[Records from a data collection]

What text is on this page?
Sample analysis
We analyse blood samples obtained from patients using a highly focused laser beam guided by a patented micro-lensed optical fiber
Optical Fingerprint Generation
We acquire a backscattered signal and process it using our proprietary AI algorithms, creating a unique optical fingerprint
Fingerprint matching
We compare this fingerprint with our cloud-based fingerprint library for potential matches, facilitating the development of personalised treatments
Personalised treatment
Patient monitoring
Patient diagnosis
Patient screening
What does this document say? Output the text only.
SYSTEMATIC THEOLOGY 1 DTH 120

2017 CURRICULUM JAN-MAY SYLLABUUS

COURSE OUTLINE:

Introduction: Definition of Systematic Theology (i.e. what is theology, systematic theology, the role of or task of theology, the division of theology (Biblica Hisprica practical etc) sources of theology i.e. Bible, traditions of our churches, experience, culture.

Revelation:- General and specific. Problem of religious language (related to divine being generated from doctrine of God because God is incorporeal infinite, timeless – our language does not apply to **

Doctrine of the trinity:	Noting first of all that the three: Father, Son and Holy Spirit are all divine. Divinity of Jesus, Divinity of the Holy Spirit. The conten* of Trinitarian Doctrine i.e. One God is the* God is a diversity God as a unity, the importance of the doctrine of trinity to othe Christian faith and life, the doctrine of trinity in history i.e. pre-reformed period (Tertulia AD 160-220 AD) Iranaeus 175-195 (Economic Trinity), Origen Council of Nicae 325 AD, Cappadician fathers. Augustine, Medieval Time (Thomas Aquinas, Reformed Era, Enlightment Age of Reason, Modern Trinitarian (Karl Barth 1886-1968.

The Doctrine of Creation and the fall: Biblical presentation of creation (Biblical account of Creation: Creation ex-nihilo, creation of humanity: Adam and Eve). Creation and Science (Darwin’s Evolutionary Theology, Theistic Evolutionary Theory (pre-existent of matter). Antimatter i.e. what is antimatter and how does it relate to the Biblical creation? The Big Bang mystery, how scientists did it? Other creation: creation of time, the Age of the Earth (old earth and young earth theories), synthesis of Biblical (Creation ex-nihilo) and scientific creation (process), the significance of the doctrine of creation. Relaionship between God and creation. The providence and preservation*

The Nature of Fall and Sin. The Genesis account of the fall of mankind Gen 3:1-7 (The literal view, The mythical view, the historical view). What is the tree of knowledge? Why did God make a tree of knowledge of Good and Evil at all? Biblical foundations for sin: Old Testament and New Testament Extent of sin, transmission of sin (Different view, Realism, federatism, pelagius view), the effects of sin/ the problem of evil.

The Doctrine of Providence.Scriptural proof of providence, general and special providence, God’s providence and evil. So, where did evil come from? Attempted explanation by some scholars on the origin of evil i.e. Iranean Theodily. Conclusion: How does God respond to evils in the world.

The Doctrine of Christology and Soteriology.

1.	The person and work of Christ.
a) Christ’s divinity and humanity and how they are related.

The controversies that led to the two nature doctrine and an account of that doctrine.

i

● What to produce
Would you show every line in the data above that contains the string "process"?

● Answer
We acquire a backscattered signal and process it using our proprietary AI algorithms, creating a unique optical fingerprint
The Doctrine of Creation and the fall: Biblical presentation of creation (Biblical account of Creation: Creation ex-nihilo, creation of humanity: Adam and Eve). Creation and Science (Darwin’s Evolutionary Theology, Theistic Evolutionary Theory (pre-existent of matter). Antimatter i.e. what is antimatter and how does it relate to the Biblical creation? The Big Bang mystery, how scientists did it? Other creation: creation of time, the Age of the Earth (old earth and young earth theories), synthesis of Biblical (Creation ex-nihilo) and scientific creation (process), the significance of the doctrine of creation. Relaionship between God and creation. The providence and preservation*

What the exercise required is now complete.